- [GIVEN DATA]:
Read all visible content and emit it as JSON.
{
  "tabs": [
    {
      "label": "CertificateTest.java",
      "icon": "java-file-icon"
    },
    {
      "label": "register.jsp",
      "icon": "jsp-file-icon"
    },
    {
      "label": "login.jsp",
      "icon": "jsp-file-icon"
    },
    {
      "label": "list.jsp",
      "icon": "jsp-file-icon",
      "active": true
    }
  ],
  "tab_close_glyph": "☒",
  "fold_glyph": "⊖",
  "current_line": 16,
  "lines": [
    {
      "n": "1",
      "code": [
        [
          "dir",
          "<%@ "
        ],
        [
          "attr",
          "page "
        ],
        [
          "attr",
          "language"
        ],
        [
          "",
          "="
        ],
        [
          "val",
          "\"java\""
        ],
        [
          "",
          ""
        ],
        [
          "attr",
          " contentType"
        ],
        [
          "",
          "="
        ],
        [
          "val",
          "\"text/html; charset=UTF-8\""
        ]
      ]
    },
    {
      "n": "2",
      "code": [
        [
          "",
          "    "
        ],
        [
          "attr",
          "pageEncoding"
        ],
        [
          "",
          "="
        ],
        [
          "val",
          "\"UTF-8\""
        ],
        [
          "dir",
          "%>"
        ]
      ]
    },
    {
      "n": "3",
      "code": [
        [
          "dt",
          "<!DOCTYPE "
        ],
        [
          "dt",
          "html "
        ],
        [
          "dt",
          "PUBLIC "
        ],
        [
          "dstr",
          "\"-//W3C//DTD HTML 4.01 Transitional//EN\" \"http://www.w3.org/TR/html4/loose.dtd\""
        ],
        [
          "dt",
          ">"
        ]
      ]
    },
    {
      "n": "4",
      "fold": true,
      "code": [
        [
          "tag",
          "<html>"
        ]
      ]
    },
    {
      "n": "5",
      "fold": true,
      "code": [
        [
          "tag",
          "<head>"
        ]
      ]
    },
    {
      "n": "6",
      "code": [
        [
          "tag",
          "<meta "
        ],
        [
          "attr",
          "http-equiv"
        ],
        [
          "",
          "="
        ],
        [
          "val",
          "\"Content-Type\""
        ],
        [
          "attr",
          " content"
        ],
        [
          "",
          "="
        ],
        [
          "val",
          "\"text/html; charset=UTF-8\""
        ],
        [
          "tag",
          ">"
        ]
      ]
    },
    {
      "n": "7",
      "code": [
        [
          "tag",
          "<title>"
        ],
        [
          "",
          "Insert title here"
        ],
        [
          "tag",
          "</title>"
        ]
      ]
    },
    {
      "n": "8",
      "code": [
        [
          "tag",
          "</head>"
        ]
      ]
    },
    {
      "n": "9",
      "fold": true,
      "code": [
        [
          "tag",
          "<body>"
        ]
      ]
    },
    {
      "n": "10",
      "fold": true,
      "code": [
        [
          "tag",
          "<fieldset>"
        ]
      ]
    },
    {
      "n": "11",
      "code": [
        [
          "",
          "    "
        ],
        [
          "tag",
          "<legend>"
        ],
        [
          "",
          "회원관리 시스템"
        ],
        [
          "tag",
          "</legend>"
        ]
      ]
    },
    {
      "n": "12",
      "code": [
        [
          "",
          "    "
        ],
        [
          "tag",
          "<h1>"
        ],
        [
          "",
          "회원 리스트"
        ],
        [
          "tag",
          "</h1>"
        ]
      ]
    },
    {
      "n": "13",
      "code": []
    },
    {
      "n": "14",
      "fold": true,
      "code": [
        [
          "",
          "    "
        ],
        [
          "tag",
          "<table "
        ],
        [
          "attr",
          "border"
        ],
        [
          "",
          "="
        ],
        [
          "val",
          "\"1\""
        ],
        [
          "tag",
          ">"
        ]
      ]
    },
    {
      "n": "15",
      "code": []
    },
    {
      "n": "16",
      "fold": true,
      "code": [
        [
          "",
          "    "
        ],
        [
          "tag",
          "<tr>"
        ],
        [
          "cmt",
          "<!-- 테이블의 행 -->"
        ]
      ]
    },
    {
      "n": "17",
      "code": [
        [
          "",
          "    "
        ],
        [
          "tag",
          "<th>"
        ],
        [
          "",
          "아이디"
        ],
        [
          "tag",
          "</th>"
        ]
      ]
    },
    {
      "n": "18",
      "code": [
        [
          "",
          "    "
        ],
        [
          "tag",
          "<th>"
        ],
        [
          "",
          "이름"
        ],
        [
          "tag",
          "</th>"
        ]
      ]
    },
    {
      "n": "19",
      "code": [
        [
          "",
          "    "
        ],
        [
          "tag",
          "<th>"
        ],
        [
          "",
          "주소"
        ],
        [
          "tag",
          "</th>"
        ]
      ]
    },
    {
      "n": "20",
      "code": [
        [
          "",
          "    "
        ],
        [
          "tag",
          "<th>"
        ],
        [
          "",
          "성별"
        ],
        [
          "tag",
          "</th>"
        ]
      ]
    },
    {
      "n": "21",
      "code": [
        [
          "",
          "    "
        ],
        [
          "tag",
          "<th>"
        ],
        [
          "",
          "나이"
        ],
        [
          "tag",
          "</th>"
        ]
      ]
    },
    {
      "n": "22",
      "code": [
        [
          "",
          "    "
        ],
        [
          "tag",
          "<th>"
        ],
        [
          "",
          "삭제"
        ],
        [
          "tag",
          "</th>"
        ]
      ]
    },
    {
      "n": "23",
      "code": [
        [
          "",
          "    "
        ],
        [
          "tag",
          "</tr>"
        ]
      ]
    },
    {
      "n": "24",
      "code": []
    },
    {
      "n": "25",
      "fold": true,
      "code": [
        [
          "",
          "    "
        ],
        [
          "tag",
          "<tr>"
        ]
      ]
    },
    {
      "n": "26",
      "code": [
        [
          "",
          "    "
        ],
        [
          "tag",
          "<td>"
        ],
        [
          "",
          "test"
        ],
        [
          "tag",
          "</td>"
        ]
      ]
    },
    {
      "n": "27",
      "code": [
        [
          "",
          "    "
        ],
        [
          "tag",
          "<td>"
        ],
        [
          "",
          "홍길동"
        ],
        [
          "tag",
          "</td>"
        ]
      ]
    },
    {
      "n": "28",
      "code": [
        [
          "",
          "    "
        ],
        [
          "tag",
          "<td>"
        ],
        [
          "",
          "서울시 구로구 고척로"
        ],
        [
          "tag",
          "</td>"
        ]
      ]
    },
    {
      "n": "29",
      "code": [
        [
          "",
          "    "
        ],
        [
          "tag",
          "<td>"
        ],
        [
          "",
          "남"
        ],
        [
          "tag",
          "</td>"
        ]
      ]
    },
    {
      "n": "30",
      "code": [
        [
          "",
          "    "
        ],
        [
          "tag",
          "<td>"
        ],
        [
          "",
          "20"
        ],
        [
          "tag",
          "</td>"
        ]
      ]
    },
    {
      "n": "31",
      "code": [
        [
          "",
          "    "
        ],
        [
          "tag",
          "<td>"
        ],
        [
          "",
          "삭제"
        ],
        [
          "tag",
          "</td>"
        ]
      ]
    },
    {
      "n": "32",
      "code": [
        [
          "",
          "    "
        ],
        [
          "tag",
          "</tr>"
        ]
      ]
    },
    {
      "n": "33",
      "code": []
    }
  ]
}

- [EXERCISE AIM]:
Take the listing above and write it out again exactly.

- [RESULT]:
Read all visible content and emit it as JSON.
{
  "tabs": [
    {
      "label": "CertificateTest.java",
      "icon": "java-file-icon"
    },
    {
      "label": "register.jsp",
      "icon": "jsp-file-icon"
    },
    {
      "label": "login.jsp",
      "icon": "jsp-file-icon"
    },
    {
      "label": "list.jsp",
      "icon": "jsp-file-icon",
      "active": true
    }
  ],
  "tab_close_glyph": "☒",
  "fold_glyph": "⊖",
  "current_line": 16,
  "lines": [
    {
      "n": "1",
      "code": [
        [
          "dir",
          "<%@ "
        ],
        [
          "attr",
          "page "
        ],
        [
          "attr",
          "language"
        ],
        [
          "",
          "="
        ],
        [
          "val",
          "\"java\""
        ],
        [
          "",
          ""
        ],
        [
          "attr",
          " contentType"
        ],
        [
          "",
          "="
        ],
        [
          "val",
          "\"text/html; charset=UTF-8\""
        ]
      ]
    },
    {
      "n": "2",
      "code": [
        [
          "",
          "    "
        ],
        [
          "attr",
          "pageEncoding"
        ],
        [
          "",
          "="
        ],
        [
          "val",
          "\"UTF-8\""
        ],
        [
          "dir",
          "%>"
        ]
      ]
    },
    {
      "n": "3",
      "code": [
        [
          "dt",
          "<!DOCTYPE "
        ],
        [
          "dt",
          "html "
        ],
        [
          "dt",
          "PUBLIC "
        ],
        [
          "dstr",
          "\"-//W3C//DTD HTML 4.01 Transitional//EN\" \"http://www.w3.org/TR/html4/loose.dtd\""
        ],
        [
          "dt",
          ">"
        ]
      ]
    },
    {
      "n": "4",
      "fold": true,
      "code": [
        [
          "tag",
          "<html>"
        ]
      ]
    },
    {
      "n": "5",
      "fold": true,
      "code": [
        [
          "tag",
          "<head>"
        ]
      ]
    },
    {
      "n": "6",
      "code": [
        [
          "tag",
          "<meta "
        ],
        [
          "attr",
          "http-equiv"
        ],
        [
          "",
          "="
        ],
        [
          "val",
          "\"Content-Type\""
        ],
        [
          "attr",
          " content"
        ],
        [
          "",
          "="
        ],
        [
          "val",
          "\"text/html; charset=UTF-8\""
        ],
        [
          "tag",
          ">"
        ]
      ]
    },
    {
      "n": "7",
      "code": [
        [
          "tag",
          "<title>"
        ],
        [
          "",
          "Insert title here"
        ],
        [
          "tag",
          "</title>"
        ]
      ]
    },
    {
      "n": "8",
      "code": [
        [
          "tag",
          "</head>"
        ]
      ]
    },
    {
      "n": "9",
      "fold": true,
      "code": [
        [
          "tag",
          "<body>"
        ]
      ]
    },
    {
      "n": "10",
      "fold": true,
      "code": [
        [
          "tag",
          "<fieldset>"
        ]
      ]
    },
    {
      "n": "11",
      "code": [
        [
          "",
          "    "
        ],
        [
          "tag",
          "<legend>"
        ],
        [
          "",
          "회원관리 시스템"
        ],
        [
          "tag",
          "</legend>"
        ]
      ]
    },
    {
      "n": "12",
      "code": [
        [
          "",
          "    "
        ],
        [
          "tag",
          "<h1>"
        ],
        [
          "",
          "회원 리스트"
        ],
        [
          "tag",
          "</h1>"
        ]
      ]
    },
    {
      "n": "13",
      "code": []
    },
    {
      "n": "14",
      "fold": true,
      "code": [
        [
          "",
          "    "
        ],
        [
          "tag",
          "<table "
        ],
        [
          "attr",
          "border"
        ],
        [
          "",
          "="
        ],
        [
          "val",
          "\"1\""
        ],
        [
          "tag",
          ">"
        ]
      ]
    },
    {
      "n": "15",
      "code": []
    },
    {
      "n": "16",
      "fold": true,
      "code": [
        [
          "",
          "    "
        ],
        [
          "tag",
          "<tr>"
        ],
        [
          "cmt",
          "<!-- 테이블의 행 -->"
        ]
      ]
    },
    {
      "n": "17",
      "code": [
        [
          "",
          "    "
        ],
        [
          "tag",
          "<th>"
        ],
        [
          "",
          "아이디"
        ],
        [
          "tag",
          "</th>"
        ]
      ]
    },
    {
      "n": "18",
      "code": [
        [
          "",
          "    "
        ],
        [
          "tag",
          "<th>"
        ],
        [
          "",
          "이름"
        ],
        [
          "tag",
          "</th>"
        ]
      ]
    },
    {
      "n": "19",
      "code": [
        [
          "",
          "    "
        ],
        [
          "tag",
          "<th>"
        ],
        [
          "",
          "주소"
        ],
        [
          "tag",
          "</th>"
        ]
      ]
    },
    {
      "n": "20",
      "code": [
        [
          "",
          "    "
        ],
        [
          "tag",
          "<th>"
        ],
        [
          "",
          "성별"
        ],
        [
          "tag",
          "</th>"
        ]
      ]
    },
    {
      "n": "21",
      "code": [
        [
          "",
          "    "
        ],
        [
          "tag",
          "<th>"
        ],
        [
          "",
          "나이"
        ],
        [
          "tag",
          "</th>"
        ]
      ]
    },
    {
      "n": "22",
      "code": [
        [
          "",
          "    "
        ],
        [
          "tag",
          "<th>"
        ],
        [
          "",
          "삭제"
        ],
        [
          "tag",
          "</th>"
        ]
      ]
    },
    {
      "n": "23",
      "code": [
        [
          "",
          "    "
        ],
        [
          "tag",
          "</tr>"
        ]
      ]
    },
    {
      "n": "24",
      "code": []
    },
    {
      "n": "25",
      "fold": true,
      "code": [
        [
          "",
          "    "
        ],
        [
          "tag",
          "<tr>"
        ]
      ]
    },
    {
      "n": "26",
      "code": [
        [
          "",
          "    "
        ],
        [
          "tag",
          "<td>"
        ],
        [
          "",
          "test"
        ],
        [
          "tag",
          "</td>"
        ]
      ]
    },
    {
      "n": "27",
      "code": [
        [
          "",
          "    "
        ],
        [
          "tag",
          "<td>"
        ],
        [
          "",
          "홍길동"
        ],
        [
          "tag",
          "</td>"
        ]
      ]
    },
    {
      "n": "28",
      "code": [
        [
          "",
          "    "
        ],
        [
          "tag",
          "<td>"
        ],
        [
          "",
          "서울시 구로구 고척로"
        ],
        [
          "tag",
          "</td>"
        ]
      ]
    },
    {
      "n": "29",
      "code": [
        [
          "",
          "    "
        ],
        [
          "tag",
          "<td>"
        ],
        [
          "",
          "남"
        ],
        [
          "tag",
          "</td>"
        ]
      ]
    },
    {
      "n": "30",
      "code": [
        [
          "",
          "    "
        ],
        [
          "tag",
          "<td>"
        ],
        [
          "",
          "20"
        ],
        [
          "tag",
          "</td>"
        ]
      ]
    },
    {
      "n": "31",
      "code": [
        [
          "",
          "    "
        ],
        [
          "tag",
          "<td>"
        ],
        [
          "",
          "삭제"
        ],
        [
          "tag",
          "</td>"
        ]
      ]
    },
    {
      "n": "32",
      "code": [
        [
          "",
          "    "
        ],
        [
          "tag",
          "</tr>"
        ]
      ]
    },
    {
      "n": "33",
      "code": []
    }
  ]
}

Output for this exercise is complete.